* Entries provided *
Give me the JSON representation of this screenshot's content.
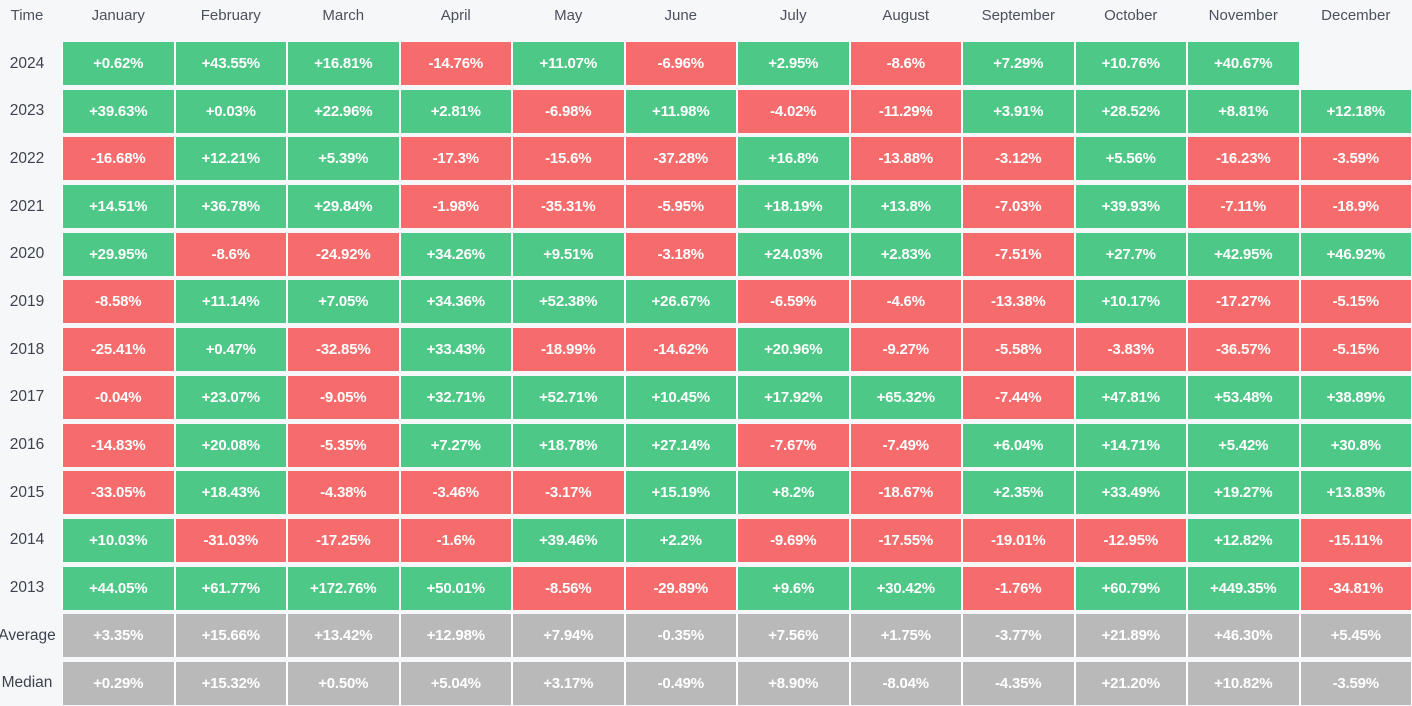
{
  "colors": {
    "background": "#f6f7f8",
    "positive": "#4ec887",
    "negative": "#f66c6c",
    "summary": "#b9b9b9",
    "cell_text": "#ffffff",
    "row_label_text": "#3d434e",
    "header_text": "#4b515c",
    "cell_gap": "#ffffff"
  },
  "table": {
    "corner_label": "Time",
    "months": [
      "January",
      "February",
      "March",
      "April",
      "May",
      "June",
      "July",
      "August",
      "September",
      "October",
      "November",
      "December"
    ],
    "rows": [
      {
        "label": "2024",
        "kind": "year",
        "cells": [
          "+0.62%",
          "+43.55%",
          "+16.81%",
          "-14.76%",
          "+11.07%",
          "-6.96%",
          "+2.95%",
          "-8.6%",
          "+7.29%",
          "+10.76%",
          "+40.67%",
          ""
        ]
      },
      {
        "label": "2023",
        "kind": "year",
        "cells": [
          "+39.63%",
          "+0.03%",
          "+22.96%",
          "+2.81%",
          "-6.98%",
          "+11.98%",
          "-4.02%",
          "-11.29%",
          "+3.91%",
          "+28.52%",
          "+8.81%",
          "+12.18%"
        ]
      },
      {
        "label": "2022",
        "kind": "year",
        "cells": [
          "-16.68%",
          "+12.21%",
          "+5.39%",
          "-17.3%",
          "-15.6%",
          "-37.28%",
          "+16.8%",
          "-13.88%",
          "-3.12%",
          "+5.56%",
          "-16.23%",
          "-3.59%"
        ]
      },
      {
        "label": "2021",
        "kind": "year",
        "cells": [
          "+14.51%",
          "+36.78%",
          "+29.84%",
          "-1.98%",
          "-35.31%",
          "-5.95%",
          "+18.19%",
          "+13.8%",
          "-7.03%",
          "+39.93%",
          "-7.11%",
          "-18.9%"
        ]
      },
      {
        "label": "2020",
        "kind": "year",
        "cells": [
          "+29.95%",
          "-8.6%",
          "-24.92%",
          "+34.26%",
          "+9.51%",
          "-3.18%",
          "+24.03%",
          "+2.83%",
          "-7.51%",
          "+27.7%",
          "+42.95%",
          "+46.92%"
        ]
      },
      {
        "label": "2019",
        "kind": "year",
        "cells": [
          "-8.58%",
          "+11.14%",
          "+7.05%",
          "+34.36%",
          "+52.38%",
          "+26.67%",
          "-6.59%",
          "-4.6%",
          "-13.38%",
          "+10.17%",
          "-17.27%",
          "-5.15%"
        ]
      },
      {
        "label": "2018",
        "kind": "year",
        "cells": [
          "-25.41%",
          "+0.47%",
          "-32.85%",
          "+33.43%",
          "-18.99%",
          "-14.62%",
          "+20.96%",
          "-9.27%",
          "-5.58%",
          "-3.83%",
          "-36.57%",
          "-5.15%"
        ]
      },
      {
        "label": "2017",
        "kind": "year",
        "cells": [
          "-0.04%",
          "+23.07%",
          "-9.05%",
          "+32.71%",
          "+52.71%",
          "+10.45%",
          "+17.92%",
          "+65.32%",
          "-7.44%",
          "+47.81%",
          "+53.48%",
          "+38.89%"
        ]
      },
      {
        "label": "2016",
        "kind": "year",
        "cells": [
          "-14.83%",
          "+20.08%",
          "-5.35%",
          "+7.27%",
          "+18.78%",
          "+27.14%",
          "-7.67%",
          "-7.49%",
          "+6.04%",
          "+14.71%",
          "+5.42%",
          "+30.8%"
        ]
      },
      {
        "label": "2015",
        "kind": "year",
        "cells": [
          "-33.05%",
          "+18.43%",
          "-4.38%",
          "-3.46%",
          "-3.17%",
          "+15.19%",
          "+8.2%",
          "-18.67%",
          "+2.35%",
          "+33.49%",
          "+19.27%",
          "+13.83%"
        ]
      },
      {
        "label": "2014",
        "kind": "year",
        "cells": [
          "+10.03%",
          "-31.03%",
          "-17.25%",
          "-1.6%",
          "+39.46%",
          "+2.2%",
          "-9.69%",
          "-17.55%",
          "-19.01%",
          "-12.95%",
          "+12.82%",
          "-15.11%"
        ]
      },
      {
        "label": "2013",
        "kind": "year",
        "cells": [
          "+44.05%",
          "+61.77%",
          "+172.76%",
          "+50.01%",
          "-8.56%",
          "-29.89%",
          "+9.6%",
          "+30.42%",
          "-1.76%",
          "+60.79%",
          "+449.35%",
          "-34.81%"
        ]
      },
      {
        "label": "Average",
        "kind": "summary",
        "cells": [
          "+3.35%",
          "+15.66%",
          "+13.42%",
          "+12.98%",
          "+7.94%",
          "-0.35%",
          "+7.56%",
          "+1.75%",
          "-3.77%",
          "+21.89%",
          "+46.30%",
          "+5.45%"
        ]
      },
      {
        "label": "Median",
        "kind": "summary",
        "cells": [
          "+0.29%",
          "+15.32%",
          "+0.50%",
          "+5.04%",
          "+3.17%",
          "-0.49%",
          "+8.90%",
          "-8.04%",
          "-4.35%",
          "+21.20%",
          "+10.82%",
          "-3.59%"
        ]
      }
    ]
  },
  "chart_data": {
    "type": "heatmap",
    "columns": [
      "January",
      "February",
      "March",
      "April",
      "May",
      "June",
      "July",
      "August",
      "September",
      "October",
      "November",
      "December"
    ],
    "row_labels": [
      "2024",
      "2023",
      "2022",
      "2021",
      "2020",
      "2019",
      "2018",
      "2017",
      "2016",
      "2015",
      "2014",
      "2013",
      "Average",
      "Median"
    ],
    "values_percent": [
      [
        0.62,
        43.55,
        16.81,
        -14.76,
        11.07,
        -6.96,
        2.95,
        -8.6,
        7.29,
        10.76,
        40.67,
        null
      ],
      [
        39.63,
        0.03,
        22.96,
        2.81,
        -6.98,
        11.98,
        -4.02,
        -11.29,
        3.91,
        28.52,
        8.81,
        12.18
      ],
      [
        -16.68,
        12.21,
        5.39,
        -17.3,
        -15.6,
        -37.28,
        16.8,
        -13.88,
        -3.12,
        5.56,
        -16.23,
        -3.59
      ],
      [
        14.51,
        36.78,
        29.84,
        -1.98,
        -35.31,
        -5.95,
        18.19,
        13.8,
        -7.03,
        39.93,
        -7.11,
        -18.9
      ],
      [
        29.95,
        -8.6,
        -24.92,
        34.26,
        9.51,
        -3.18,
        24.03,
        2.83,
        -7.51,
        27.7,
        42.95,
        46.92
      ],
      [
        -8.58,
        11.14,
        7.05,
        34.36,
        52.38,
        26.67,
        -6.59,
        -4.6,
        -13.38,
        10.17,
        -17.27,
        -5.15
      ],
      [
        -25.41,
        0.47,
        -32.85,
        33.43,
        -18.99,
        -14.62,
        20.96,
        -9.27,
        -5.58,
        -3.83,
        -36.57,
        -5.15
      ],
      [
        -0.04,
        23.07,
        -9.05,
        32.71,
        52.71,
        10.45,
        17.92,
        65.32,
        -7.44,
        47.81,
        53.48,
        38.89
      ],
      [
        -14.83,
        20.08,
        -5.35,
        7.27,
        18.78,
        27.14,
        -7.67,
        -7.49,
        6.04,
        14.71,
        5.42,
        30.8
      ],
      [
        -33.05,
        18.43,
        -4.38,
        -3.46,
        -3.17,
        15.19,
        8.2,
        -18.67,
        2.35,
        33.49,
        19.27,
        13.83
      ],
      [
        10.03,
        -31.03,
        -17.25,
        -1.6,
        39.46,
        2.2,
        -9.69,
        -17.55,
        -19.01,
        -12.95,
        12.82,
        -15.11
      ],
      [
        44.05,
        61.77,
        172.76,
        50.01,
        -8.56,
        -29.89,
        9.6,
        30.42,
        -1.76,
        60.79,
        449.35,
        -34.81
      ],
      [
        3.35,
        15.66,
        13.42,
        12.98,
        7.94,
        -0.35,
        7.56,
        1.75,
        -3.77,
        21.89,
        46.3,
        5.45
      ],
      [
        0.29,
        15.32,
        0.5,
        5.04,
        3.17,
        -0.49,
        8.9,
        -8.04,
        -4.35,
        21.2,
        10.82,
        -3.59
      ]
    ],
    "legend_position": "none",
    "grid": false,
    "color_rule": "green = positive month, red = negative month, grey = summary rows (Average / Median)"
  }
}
==
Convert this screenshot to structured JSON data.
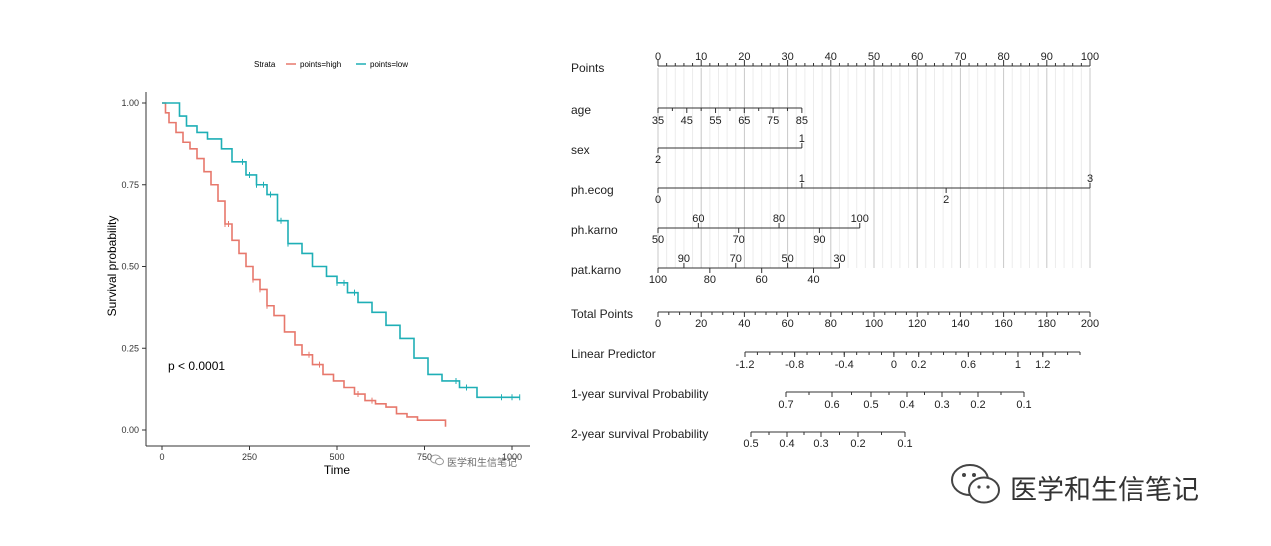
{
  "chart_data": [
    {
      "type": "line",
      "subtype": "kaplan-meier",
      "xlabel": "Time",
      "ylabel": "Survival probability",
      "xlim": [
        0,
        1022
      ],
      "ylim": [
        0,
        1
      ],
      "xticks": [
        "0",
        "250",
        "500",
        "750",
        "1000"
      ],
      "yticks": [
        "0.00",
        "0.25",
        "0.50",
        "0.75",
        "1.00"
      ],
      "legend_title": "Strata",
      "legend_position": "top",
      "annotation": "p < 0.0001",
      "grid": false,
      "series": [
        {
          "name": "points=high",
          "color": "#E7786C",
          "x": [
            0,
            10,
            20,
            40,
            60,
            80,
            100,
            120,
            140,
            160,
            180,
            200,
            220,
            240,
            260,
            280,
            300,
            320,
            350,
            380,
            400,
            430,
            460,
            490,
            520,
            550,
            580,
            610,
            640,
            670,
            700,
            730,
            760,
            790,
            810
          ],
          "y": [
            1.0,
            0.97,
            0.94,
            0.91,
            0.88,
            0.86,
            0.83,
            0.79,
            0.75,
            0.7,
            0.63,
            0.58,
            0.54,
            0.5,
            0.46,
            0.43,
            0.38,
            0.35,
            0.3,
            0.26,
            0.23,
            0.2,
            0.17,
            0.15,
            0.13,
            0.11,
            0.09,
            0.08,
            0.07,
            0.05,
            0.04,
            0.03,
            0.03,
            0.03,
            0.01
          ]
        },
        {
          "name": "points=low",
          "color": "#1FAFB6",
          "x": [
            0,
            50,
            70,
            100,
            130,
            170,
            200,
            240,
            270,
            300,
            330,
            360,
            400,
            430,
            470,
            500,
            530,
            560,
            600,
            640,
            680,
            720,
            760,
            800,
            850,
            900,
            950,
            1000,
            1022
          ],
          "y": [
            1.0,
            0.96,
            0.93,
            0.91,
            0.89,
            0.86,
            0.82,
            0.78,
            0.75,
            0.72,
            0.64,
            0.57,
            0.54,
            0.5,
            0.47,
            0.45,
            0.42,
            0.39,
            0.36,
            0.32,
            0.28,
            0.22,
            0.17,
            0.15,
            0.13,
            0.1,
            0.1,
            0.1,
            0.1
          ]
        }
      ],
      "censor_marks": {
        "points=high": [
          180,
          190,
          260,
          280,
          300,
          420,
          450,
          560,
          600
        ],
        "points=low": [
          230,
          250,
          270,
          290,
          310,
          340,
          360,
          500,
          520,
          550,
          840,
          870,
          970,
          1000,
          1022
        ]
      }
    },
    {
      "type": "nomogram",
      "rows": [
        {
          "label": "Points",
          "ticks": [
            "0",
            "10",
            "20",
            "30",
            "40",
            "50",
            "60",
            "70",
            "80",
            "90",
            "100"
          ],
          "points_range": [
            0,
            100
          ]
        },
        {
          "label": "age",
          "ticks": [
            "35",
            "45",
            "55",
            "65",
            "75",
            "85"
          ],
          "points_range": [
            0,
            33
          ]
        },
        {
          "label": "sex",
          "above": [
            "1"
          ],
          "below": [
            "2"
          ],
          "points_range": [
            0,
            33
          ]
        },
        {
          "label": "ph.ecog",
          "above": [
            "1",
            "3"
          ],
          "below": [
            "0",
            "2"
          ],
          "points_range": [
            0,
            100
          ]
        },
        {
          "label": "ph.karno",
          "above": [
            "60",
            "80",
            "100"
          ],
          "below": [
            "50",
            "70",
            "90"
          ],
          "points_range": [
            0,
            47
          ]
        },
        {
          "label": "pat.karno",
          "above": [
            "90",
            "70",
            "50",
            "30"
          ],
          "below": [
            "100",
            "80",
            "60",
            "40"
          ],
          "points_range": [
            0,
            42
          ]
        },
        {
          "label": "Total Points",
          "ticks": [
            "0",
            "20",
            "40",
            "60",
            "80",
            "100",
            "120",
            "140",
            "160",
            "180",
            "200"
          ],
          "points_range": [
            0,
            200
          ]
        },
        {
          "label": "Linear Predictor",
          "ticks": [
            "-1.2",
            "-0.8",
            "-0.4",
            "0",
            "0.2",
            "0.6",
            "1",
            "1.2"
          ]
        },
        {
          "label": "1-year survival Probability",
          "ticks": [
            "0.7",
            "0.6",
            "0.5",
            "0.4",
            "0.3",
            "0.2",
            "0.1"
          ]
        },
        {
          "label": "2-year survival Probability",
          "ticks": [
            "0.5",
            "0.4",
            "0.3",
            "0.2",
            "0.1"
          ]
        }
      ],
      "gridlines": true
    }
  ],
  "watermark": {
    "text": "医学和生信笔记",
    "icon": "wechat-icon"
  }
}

* Written task *
Search the lines for "screenshot". Copy each line that has it.

* Complete output *
Give me the JSON representation of this screenshot's content.
Convert this screenshot to structured JSON data.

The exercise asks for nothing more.